#### [Objective]
Without the pictures, copy all the entries below exactly.

— Begin Given records —

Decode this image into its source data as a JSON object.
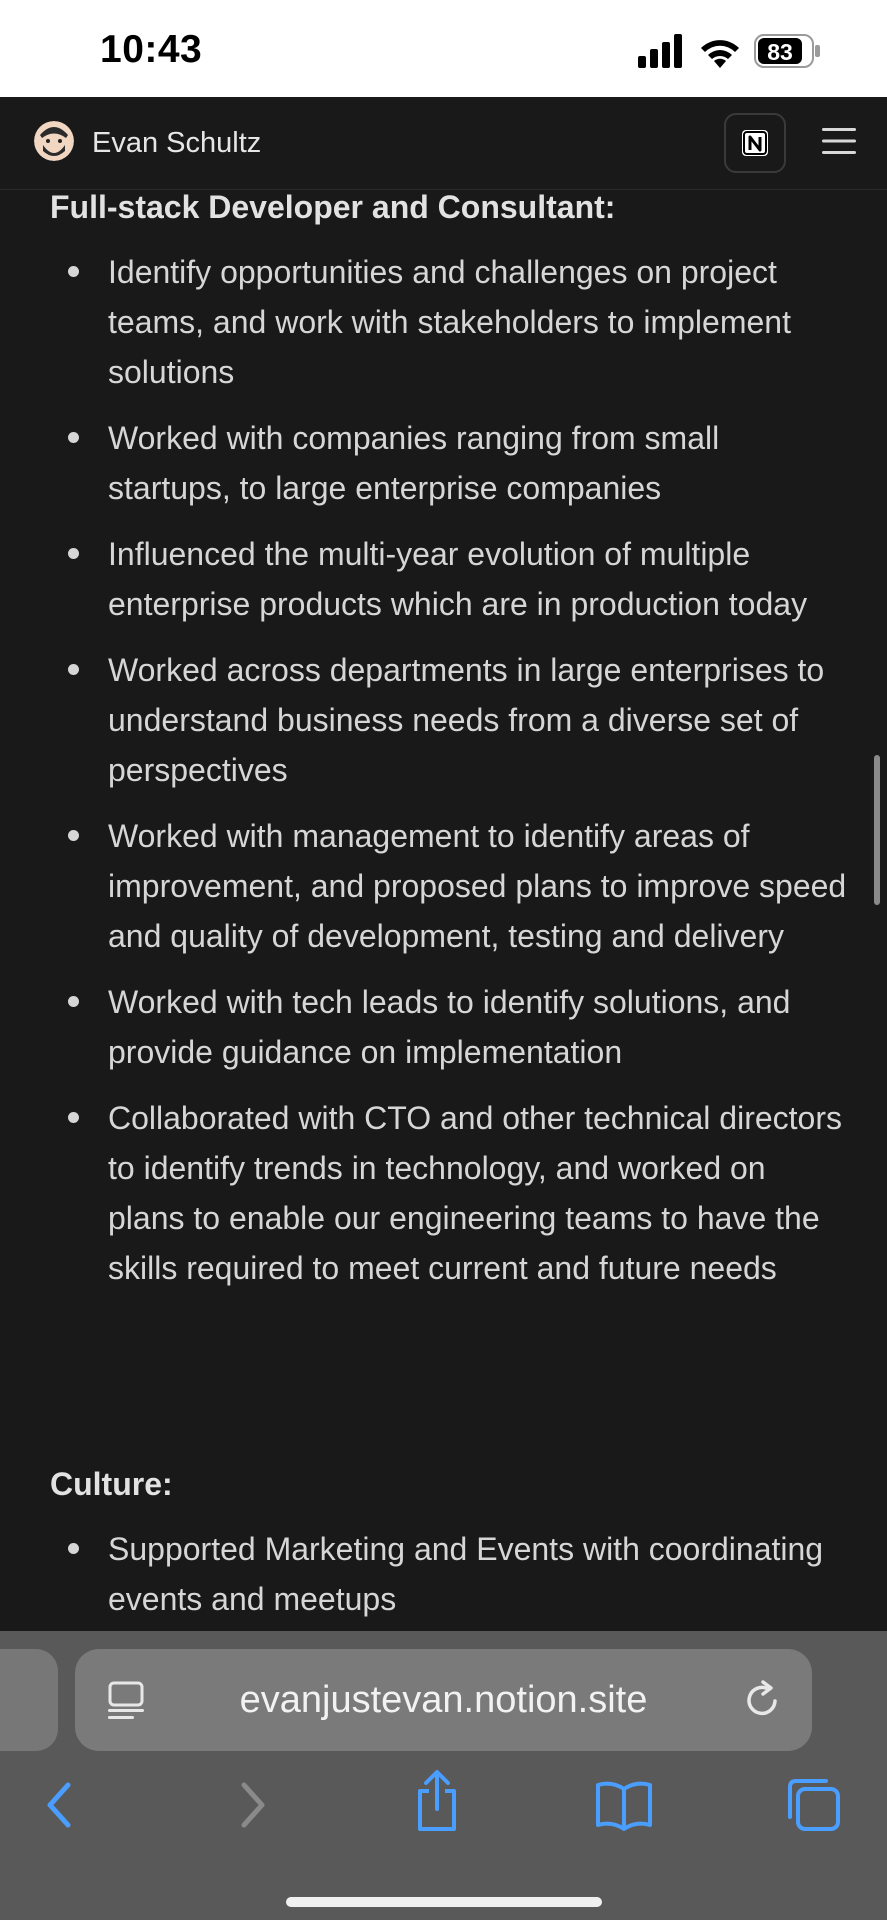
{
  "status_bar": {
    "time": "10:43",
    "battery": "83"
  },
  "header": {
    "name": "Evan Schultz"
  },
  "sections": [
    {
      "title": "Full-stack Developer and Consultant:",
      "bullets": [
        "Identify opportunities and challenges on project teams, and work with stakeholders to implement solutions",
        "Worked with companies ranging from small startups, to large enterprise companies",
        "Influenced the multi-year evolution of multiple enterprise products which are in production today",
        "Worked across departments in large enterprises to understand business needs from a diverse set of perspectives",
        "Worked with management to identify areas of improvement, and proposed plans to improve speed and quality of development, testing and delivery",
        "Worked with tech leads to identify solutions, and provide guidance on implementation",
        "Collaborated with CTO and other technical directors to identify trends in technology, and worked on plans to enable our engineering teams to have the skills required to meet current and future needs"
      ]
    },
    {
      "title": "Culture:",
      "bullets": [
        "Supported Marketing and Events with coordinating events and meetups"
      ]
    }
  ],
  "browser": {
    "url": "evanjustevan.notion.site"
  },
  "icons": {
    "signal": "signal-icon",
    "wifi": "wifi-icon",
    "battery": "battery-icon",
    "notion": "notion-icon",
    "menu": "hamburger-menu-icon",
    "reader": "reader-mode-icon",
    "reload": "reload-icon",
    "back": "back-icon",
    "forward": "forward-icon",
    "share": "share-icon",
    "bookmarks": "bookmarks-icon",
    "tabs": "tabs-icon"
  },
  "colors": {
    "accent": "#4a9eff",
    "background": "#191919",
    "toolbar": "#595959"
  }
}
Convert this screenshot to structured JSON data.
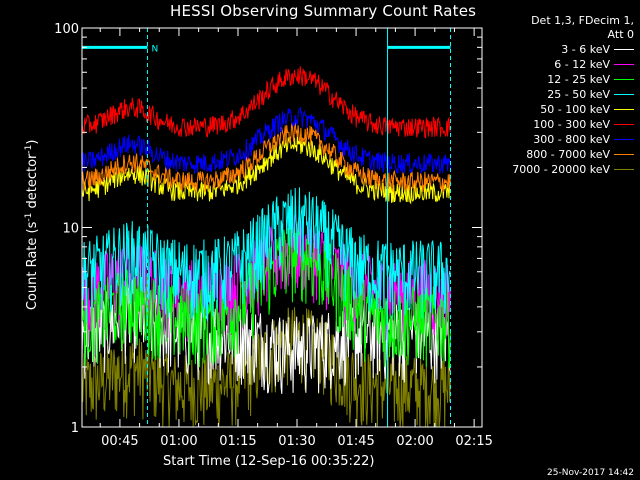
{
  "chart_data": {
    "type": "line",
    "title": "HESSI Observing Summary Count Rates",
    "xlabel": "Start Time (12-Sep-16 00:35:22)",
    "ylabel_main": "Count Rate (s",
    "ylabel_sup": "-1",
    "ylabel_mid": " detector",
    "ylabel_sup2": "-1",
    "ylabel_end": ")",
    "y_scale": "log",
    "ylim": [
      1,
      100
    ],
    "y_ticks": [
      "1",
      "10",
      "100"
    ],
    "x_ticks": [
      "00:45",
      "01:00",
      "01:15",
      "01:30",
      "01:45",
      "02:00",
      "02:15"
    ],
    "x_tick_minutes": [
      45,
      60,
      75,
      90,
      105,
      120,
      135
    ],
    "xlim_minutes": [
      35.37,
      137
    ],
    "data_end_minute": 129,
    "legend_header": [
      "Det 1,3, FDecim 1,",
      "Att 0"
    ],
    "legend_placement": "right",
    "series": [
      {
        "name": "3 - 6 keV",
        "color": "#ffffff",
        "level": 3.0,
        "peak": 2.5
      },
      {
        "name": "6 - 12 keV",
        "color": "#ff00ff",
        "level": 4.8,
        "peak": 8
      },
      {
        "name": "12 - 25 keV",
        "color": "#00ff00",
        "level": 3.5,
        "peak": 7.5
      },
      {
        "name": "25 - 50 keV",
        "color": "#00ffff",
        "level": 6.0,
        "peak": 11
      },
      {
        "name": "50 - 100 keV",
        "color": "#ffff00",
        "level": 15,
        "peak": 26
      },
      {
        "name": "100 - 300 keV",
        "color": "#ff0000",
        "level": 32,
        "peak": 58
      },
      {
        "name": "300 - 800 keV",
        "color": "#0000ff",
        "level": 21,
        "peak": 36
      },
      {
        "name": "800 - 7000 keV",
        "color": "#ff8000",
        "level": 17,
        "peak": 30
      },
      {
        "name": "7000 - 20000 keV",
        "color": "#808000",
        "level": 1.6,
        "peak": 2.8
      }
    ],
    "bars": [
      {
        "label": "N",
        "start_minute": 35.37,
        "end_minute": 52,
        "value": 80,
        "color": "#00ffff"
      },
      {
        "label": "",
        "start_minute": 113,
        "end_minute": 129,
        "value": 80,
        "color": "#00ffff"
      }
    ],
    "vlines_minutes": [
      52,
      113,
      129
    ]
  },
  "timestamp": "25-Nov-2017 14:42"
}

— End Given records —

#### [Written answer]
Decode this image into its source data as a JSON object.
{
  "status_bar": {
    "time": "10:43",
    "battery": "83"
  },
  "header": {
    "name": "Evan Schultz"
  },
  "sections": [
    {
      "title": "Full-stack Developer and Consultant:",
      "bullets": [
        "Identify opportunities and challenges on project teams, and work with stakeholders to implement solutions",
        "Worked with companies ranging from small startups, to large enterprise companies",
        "Influenced the multi-year evolution of multiple enterprise products which are in production today",
        "Worked across departments in large enterprises to understand business needs from a diverse set of perspectives",
        "Worked with management to identify areas of improvement, and proposed plans to improve speed and quality of development, testing and delivery",
        "Worked with tech leads to identify solutions, and provide guidance on implementation",
        "Collaborated with CTO and other technical directors to identify trends in technology, and worked on plans to enable our engineering teams to have the skills required to meet current and future needs"
      ]
    },
    {
      "title": "Culture:",
      "bullets": [
        "Supported Marketing and Events with coordinating events and meetups"
      ]
    }
  ],
  "browser": {
    "url": "evanjustevan.notion.site"
  },
  "icons": {
    "signal": "signal-icon",
    "wifi": "wifi-icon",
    "battery": "battery-icon",
    "notion": "notion-icon",
    "menu": "hamburger-menu-icon",
    "reader": "reader-mode-icon",
    "reload": "reload-icon",
    "back": "back-icon",
    "forward": "forward-icon",
    "share": "share-icon",
    "bookmarks": "bookmarks-icon",
    "tabs": "tabs-icon"
  },
  "colors": {
    "accent": "#4a9eff",
    "background": "#191919",
    "toolbar": "#595959"
  }
}
Convert this screenshot to structured JSON data.
{
  "chart_data": {
    "type": "line",
    "title": "HESSI Observing Summary Count Rates",
    "xlabel": "Start Time (12-Sep-16 00:35:22)",
    "ylabel_main": "Count Rate (s",
    "ylabel_sup": "-1",
    "ylabel_mid": " detector",
    "ylabel_sup2": "-1",
    "ylabel_end": ")",
    "y_scale": "log",
    "ylim": [
      1,
      100
    ],
    "y_ticks": [
      "1",
      "10",
      "100"
    ],
    "x_ticks": [
      "00:45",
      "01:00",
      "01:15",
      "01:30",
      "01:45",
      "02:00",
      "02:15"
    ],
    "x_tick_minutes": [
      45,
      60,
      75,
      90,
      105,
      120,
      135
    ],
    "xlim_minutes": [
      35.37,
      137
    ],
    "data_end_minute": 129,
    "legend_header": [
      "Det 1,3, FDecim 1,",
      "Att 0"
    ],
    "legend_placement": "right",
    "series": [
      {
        "name": "3 - 6 keV",
        "color": "#ffffff",
        "level": 3.0,
        "peak": 2.5
      },
      {
        "name": "6 - 12 keV",
        "color": "#ff00ff",
        "level": 4.8,
        "peak": 8
      },
      {
        "name": "12 - 25 keV",
        "color": "#00ff00",
        "level": 3.5,
        "peak": 7.5
      },
      {
        "name": "25 - 50 keV",
        "color": "#00ffff",
        "level": 6.0,
        "peak": 11
      },
      {
        "name": "50 - 100 keV",
        "color": "#ffff00",
        "level": 15,
        "peak": 26
      },
      {
        "name": "100 - 300 keV",
        "color": "#ff0000",
        "level": 32,
        "peak": 58
      },
      {
        "name": "300 - 800 keV",
        "color": "#0000ff",
        "level": 21,
        "peak": 36
      },
      {
        "name": "800 - 7000 keV",
        "color": "#ff8000",
        "level": 17,
        "peak": 30
      },
      {
        "name": "7000 - 20000 keV",
        "color": "#808000",
        "level": 1.6,
        "peak": 2.8
      }
    ],
    "bars": [
      {
        "label": "N",
        "start_minute": 35.37,
        "end_minute": 52,
        "value": 80,
        "color": "#00ffff"
      },
      {
        "label": "",
        "start_minute": 113,
        "end_minute": 129,
        "value": 80,
        "color": "#00ffff"
      }
    ],
    "vlines_minutes": [
      52,
      113,
      129
    ]
  },
  "timestamp": "25-Nov-2017 14:42"
}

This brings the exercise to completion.